| Figure content listings |
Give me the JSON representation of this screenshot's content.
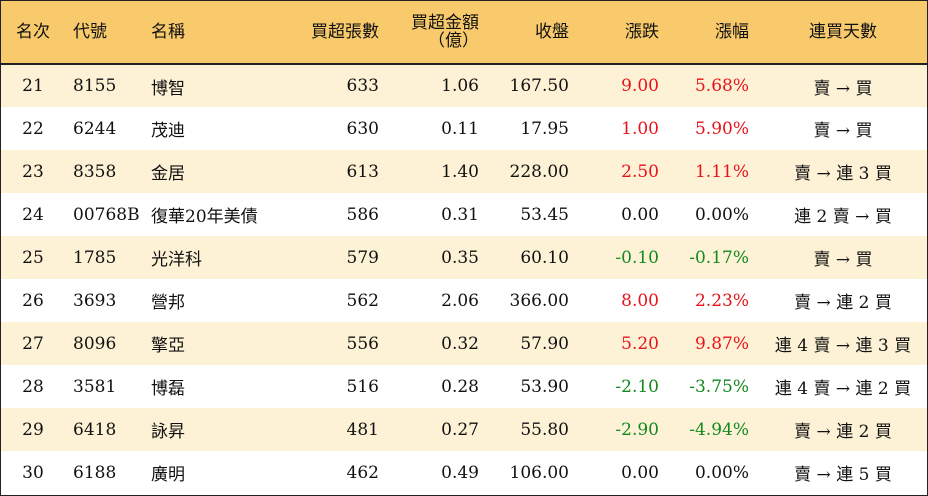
{
  "headers": {
    "rank": "名次",
    "code": "代號",
    "name": "名稱",
    "net_buy_lots": "買超張數",
    "net_buy_amount_l1": "買超金額",
    "net_buy_amount_l2": "（億）",
    "close": "收盤",
    "change": "漲跌",
    "change_pct": "漲幅",
    "streak": "連買天數"
  },
  "colors": {
    "header_bg": "#f8ca6c",
    "odd_row_bg": "#fdf2d6",
    "even_row_bg": "#ffffff",
    "up": "#e8131a",
    "down": "#13891e",
    "flat": "#111111"
  },
  "rows": [
    {
      "rank": "21",
      "code": "8155",
      "name": "博智",
      "lots": "633",
      "amount": "1.06",
      "close": "167.50",
      "change": "9.00",
      "pct": "5.68%",
      "streak": "賣 → 買",
      "dir": "up"
    },
    {
      "rank": "22",
      "code": "6244",
      "name": "茂迪",
      "lots": "630",
      "amount": "0.11",
      "close": "17.95",
      "change": "1.00",
      "pct": "5.90%",
      "streak": "賣 → 買",
      "dir": "up"
    },
    {
      "rank": "23",
      "code": "8358",
      "name": "金居",
      "lots": "613",
      "amount": "1.40",
      "close": "228.00",
      "change": "2.50",
      "pct": "1.11%",
      "streak": "賣 → 連 3 買",
      "dir": "up"
    },
    {
      "rank": "24",
      "code": "00768B",
      "name": "復華20年美債",
      "lots": "586",
      "amount": "0.31",
      "close": "53.45",
      "change": "0.00",
      "pct": "0.00%",
      "streak": "連 2 賣 → 買",
      "dir": "flat"
    },
    {
      "rank": "25",
      "code": "1785",
      "name": "光洋科",
      "lots": "579",
      "amount": "0.35",
      "close": "60.10",
      "change": "-0.10",
      "pct": "-0.17%",
      "streak": "賣 → 買",
      "dir": "down"
    },
    {
      "rank": "26",
      "code": "3693",
      "name": "營邦",
      "lots": "562",
      "amount": "2.06",
      "close": "366.00",
      "change": "8.00",
      "pct": "2.23%",
      "streak": "賣 → 連 2 買",
      "dir": "up"
    },
    {
      "rank": "27",
      "code": "8096",
      "name": "擎亞",
      "lots": "556",
      "amount": "0.32",
      "close": "57.90",
      "change": "5.20",
      "pct": "9.87%",
      "streak": "連 4 賣 → 連 3 買",
      "dir": "up"
    },
    {
      "rank": "28",
      "code": "3581",
      "name": "博磊",
      "lots": "516",
      "amount": "0.28",
      "close": "53.90",
      "change": "-2.10",
      "pct": "-3.75%",
      "streak": "連 4 賣 → 連 2 買",
      "dir": "down"
    },
    {
      "rank": "29",
      "code": "6418",
      "name": "詠昇",
      "lots": "481",
      "amount": "0.27",
      "close": "55.80",
      "change": "-2.90",
      "pct": "-4.94%",
      "streak": "賣 → 連 2 買",
      "dir": "down"
    },
    {
      "rank": "30",
      "code": "6188",
      "name": "廣明",
      "lots": "462",
      "amount": "0.49",
      "close": "106.00",
      "change": "0.00",
      "pct": "0.00%",
      "streak": "賣 → 連 5 買",
      "dir": "flat"
    }
  ]
}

| PROBLEM REQUIREMENTS |
Report the number of lines in the listing that include the string "code"; give nothing but the number.

| FINAL RESULT |
11